SOURCE EXTRACT |
In the first part of this paper several aspects of the SAR imaging are presented. Firstly, the mathematical theory and methodology for generating SAR synthetic backscattered data are developed. The simulated target is a ship, which is located on the sea surface. A two-dimensional and a three-dimensional target (ship) implementations are included in the simulations. Both cases of airborne and spaceborne SAR are simulated. Furthermore, the case of varying target scattering intensity is presented. In addition an application of an autofocusing algorithm, previously developed by the authors for the case of Inverse Synthetic Aperture Radar (ISAR) and Synthetic Aperture Radar (SAR) geometry for simulated data, is presented here for the case of real-field radar data, provided to us by SET 163 Working Group. This algorithm is named “CPI-split-algorithm”, where CPI stands for “Coherent Processing Interval”. Numerical results presented in this paper show the effectiveness of the proposed autofocusing algorithm for SAR image enhancement. In the second part of this paper the Modified Fractal Signature (MFS) method is presented. This method uses the “blanket” technique to provide useful information for SAR image classification. It is based on the calculation of the volume of a “blanket”, corresponding to the image to be classified, and then on the calculation of the corresponding fractal signature (MFS) of the image. We present here some results concerning the application of MFS method to the classification of SAR images. The MFS method is applied both in simulated data (comparison of a focused and an unfocused image) and in real-field data provided to us by SET 163 Working Group (comparison of a “town” area, “suburban” area and “sea” area). In these results it is clearly seen that the focusing of the SAR radar image clearly correlates with the value of MFS signature for the simulated data, and that the type of area can be distinguished by the value of MFS signature for the real data.

DATA |
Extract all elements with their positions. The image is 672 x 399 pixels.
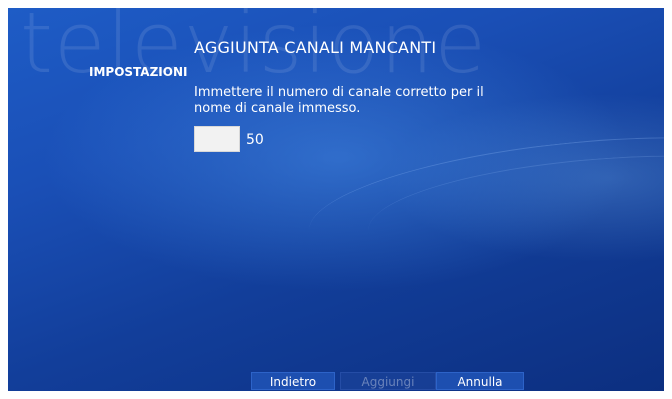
cancel-button[interactable]: Annulla [436, 372, 524, 390]
add-button: Aggiungi [340, 372, 436, 390]
instruction-text: Immettere il numero di canale corretto p… [194, 85, 484, 116]
channel-number-input[interactable] [194, 126, 240, 152]
page-title: AGGIUNTA CANALI MANCANTI [194, 38, 437, 57]
back-button[interactable]: Indietro [251, 372, 335, 390]
section-label: IMPOSTAZIONI [89, 65, 188, 79]
channel-name-label: 50 [246, 132, 264, 148]
media-center-screen: televisione IMPOSTAZIONI AGGIUNTA CANALI… [8, 8, 664, 391]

CHALLENGES |
1. According to the SAR abstract, what does CPI stand for?
2. From the entries, write out the part that opens with the line containing "cancel-button[interactable]: Annulla [436, 372, 524, 390]" and closes with the line containing "section-label: IMPOSTAZIONI [89, 65, 188, 79]", including both of those lines.
The SAR abstract and the entries are unrelated to each other.

SOLUTION SET |
1. Coherent Processing Interval.

2.
cancel-button[interactable]: Annulla [436, 372, 524, 390]
add-button: Aggiungi [340, 372, 436, 390]
instruction-text: Immettere il numero di canale corretto p… [194, 85, 484, 116]
channel-number-input[interactable] [194, 126, 240, 152]
page-title: AGGIUNTA CANALI MANCANTI [194, 38, 437, 57]
back-button[interactable]: Indietro [251, 372, 335, 390]
section-label: IMPOSTAZIONI [89, 65, 188, 79]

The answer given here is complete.